Source data
-*-
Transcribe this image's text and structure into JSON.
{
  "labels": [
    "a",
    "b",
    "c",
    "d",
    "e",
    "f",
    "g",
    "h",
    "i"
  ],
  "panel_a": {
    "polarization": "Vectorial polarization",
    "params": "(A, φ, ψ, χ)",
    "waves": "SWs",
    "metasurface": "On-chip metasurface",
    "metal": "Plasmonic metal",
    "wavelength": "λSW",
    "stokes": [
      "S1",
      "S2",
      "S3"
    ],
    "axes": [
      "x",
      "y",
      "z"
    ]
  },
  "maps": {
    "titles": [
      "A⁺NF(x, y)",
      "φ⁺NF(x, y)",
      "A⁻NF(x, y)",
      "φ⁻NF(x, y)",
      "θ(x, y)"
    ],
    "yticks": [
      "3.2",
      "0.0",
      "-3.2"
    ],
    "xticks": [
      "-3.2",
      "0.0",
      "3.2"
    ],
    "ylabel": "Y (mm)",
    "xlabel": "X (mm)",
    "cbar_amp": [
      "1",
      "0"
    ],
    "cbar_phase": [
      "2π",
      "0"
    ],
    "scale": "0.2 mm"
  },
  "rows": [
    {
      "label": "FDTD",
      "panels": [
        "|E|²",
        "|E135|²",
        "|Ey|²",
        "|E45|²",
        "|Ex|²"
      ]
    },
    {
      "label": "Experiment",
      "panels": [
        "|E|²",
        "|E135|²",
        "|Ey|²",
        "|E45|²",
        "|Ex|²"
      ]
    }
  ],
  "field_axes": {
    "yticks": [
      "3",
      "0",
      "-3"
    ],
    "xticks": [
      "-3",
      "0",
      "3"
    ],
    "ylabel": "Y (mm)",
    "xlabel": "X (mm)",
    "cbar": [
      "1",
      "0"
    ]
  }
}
-*-
Goal — Return the whole listing exactly, with every line included.

Answer below —
Transcribe this image's text and structure into JSON.
{
  "labels": [
    "a",
    "b",
    "c",
    "d",
    "e",
    "f",
    "g",
    "h",
    "i"
  ],
  "panel_a": {
    "polarization": "Vectorial polarization",
    "params": "(A, φ, ψ, χ)",
    "waves": "SWs",
    "metasurface": "On-chip metasurface",
    "metal": "Plasmonic metal",
    "wavelength": "λSW",
    "stokes": [
      "S1",
      "S2",
      "S3"
    ],
    "axes": [
      "x",
      "y",
      "z"
    ]
  },
  "maps": {
    "titles": [
      "A⁺NF(x, y)",
      "φ⁺NF(x, y)",
      "A⁻NF(x, y)",
      "φ⁻NF(x, y)",
      "θ(x, y)"
    ],
    "yticks": [
      "3.2",
      "0.0",
      "-3.2"
    ],
    "xticks": [
      "-3.2",
      "0.0",
      "3.2"
    ],
    "ylabel": "Y (mm)",
    "xlabel": "X (mm)",
    "cbar_amp": [
      "1",
      "0"
    ],
    "cbar_phase": [
      "2π",
      "0"
    ],
    "scale": "0.2 mm"
  },
  "rows": [
    {
      "label": "FDTD",
      "panels": [
        "|E|²",
        "|E135|²",
        "|Ey|²",
        "|E45|²",
        "|Ex|²"
      ]
    },
    {
      "label": "Experiment",
      "panels": [
        "|E|²",
        "|E135|²",
        "|Ey|²",
        "|E45|²",
        "|Ex|²"
      ]
    }
  ],
  "field_axes": {
    "yticks": [
      "3",
      "0",
      "-3"
    ],
    "xticks": [
      "-3",
      "0",
      "3"
    ],
    "ylabel": "Y (mm)",
    "xlabel": "X (mm)",
    "cbar": [
      "1",
      "0"
    ]
  }
}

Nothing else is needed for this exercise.